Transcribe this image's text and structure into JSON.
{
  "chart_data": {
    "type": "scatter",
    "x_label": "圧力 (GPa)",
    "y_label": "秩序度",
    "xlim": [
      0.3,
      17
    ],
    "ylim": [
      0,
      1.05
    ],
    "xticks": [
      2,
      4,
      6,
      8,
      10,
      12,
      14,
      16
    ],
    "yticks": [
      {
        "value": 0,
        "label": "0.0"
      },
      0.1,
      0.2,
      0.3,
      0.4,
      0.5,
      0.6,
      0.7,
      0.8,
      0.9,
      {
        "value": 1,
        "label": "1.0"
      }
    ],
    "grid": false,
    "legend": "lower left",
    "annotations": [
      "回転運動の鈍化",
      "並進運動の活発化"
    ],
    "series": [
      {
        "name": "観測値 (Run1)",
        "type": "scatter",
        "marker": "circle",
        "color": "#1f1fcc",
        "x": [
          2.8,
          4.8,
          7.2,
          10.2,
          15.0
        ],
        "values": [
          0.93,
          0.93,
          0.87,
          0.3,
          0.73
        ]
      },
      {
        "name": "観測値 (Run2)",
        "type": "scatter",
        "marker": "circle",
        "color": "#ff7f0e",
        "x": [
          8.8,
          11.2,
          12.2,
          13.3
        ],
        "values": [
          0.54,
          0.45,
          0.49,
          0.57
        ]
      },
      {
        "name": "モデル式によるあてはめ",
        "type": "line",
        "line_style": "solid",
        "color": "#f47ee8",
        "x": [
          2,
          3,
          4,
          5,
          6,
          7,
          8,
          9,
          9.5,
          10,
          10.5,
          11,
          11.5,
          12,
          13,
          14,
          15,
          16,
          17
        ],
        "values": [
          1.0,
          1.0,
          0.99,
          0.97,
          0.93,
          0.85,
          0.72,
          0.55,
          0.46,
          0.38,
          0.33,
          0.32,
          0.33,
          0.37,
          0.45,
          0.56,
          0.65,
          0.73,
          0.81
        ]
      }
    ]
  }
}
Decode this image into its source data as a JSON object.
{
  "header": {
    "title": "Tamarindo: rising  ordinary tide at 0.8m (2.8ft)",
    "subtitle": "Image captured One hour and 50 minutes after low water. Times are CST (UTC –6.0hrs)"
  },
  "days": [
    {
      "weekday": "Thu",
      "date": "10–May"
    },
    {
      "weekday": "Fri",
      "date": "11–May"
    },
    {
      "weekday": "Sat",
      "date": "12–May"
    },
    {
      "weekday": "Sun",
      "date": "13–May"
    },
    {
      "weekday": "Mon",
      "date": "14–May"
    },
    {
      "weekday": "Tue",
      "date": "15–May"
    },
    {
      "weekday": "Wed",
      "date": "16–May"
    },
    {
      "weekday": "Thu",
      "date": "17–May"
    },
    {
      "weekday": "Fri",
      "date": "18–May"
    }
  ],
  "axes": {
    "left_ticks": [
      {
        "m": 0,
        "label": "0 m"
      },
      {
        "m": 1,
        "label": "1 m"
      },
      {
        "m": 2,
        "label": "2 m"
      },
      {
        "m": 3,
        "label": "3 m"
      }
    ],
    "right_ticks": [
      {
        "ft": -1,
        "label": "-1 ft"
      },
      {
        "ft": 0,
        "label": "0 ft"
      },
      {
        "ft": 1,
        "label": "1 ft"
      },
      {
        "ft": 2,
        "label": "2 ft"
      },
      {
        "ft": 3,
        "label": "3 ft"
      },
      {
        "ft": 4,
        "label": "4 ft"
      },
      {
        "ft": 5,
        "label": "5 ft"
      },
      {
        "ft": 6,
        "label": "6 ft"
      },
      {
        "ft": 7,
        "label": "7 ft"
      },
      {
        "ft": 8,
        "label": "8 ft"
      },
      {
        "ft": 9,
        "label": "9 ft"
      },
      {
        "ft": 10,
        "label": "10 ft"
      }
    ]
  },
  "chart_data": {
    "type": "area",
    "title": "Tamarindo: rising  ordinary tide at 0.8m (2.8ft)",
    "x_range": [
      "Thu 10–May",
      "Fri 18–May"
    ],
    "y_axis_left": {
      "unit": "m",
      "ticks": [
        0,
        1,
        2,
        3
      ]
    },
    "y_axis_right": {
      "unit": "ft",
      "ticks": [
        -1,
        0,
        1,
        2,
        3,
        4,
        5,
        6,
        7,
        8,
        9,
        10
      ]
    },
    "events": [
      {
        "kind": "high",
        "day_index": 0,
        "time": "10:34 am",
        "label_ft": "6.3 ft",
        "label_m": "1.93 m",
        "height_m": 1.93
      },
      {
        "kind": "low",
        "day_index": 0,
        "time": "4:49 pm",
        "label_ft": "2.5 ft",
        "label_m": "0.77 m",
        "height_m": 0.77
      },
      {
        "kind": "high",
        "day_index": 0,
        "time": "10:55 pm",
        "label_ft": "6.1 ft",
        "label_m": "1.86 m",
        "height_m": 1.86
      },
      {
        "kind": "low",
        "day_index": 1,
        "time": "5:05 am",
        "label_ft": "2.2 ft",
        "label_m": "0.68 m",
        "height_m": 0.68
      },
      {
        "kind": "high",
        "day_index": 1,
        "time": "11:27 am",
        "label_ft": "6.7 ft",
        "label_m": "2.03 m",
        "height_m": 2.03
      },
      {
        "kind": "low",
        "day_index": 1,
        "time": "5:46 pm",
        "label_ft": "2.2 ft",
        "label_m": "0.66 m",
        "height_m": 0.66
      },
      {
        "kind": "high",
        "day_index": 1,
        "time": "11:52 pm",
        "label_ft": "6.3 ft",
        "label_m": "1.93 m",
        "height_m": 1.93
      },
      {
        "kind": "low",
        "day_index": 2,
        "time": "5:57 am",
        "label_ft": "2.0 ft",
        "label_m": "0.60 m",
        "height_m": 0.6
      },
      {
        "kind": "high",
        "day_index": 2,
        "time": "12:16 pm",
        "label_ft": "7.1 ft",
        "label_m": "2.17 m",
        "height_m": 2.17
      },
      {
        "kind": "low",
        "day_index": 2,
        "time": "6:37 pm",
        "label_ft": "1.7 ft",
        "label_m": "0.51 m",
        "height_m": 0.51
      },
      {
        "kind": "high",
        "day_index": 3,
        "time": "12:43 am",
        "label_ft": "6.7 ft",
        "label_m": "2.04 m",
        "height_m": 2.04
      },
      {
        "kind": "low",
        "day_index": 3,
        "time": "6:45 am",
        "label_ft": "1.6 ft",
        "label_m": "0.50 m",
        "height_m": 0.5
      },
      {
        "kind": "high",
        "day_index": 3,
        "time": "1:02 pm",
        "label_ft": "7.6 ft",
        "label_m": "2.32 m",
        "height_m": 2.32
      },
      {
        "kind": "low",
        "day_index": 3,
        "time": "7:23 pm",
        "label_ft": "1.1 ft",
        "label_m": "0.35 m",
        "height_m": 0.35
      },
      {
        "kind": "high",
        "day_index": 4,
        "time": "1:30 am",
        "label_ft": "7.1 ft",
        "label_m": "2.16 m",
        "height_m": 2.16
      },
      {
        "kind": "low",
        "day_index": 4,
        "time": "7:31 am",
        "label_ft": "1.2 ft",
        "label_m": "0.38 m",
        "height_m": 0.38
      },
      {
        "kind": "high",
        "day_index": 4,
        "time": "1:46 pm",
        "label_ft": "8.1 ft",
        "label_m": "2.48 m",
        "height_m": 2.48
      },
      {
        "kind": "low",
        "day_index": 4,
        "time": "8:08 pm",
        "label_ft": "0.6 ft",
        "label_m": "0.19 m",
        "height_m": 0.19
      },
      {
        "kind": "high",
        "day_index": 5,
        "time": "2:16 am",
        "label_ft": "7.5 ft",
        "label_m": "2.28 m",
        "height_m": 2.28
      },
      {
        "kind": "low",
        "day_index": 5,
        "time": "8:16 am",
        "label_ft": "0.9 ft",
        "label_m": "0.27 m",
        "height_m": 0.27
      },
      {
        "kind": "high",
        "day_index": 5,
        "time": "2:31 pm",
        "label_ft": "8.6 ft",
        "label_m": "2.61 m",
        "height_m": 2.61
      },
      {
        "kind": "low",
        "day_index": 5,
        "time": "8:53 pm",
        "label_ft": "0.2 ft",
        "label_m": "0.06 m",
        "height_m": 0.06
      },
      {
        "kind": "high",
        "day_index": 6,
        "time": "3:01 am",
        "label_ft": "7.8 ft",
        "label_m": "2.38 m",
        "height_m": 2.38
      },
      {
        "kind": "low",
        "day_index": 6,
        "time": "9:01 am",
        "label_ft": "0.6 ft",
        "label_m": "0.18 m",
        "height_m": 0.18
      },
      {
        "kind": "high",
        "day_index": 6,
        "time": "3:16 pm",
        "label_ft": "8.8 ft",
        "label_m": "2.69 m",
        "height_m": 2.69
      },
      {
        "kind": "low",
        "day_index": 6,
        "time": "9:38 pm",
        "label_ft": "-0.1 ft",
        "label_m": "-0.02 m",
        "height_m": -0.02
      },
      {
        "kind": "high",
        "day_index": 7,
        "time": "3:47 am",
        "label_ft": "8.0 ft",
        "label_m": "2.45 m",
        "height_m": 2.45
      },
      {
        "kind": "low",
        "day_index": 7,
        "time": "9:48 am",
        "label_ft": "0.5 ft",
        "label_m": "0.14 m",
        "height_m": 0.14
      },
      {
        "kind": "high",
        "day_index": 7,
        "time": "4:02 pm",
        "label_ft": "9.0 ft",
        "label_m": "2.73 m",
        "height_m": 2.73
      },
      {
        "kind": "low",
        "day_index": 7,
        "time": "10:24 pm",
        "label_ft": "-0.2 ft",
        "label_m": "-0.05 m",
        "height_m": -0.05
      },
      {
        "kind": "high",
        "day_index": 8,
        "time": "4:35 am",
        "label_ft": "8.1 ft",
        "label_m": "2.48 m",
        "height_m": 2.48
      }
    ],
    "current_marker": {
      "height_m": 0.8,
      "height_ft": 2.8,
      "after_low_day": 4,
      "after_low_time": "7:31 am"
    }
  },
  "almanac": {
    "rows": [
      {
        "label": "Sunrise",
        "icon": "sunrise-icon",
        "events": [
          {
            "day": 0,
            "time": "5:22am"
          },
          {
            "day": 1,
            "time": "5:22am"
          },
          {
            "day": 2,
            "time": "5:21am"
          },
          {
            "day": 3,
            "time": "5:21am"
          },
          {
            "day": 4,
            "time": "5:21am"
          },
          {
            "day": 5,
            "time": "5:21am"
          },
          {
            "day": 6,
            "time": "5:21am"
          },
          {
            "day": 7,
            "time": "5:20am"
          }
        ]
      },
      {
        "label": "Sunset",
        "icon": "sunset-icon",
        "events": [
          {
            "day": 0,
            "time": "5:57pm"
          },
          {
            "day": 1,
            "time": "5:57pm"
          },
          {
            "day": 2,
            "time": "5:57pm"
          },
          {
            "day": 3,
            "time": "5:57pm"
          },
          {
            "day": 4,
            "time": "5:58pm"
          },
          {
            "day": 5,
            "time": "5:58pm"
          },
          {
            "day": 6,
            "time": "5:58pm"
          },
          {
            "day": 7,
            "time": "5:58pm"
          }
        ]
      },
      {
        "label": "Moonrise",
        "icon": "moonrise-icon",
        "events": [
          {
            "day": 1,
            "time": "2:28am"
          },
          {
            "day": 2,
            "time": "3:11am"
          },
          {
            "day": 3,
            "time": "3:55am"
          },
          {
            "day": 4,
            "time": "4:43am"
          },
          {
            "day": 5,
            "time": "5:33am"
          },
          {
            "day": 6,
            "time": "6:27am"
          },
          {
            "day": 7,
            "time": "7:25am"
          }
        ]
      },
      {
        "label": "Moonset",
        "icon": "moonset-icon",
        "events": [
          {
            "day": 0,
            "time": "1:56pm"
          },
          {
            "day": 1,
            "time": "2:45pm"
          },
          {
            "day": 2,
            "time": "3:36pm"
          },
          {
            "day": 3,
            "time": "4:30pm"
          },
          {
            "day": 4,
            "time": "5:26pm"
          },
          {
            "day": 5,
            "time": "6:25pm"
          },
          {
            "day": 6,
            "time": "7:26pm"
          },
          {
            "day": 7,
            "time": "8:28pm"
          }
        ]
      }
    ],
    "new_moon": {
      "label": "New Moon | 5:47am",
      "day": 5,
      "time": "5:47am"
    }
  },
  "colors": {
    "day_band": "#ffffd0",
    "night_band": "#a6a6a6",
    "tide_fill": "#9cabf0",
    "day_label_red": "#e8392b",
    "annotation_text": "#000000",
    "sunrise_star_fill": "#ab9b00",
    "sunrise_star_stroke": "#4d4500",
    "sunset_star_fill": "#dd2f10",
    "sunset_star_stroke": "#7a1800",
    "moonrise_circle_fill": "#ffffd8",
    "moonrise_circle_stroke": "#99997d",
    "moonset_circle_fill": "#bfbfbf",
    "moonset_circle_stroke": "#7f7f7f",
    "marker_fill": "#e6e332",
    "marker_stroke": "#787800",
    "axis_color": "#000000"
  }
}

## PROBLEM STATEMENT
Copy all lines from the material that contain "weekday".

## TASK RESULT
      "weekday": "Thu",
      "weekday": "Fri",
      "weekday": "Sat",
      "weekday": "Sun",
      "weekday": "Mon",
      "weekday": "Tue",
      "weekday": "Wed",
      "weekday": "Thu",
      "weekday": "Fri",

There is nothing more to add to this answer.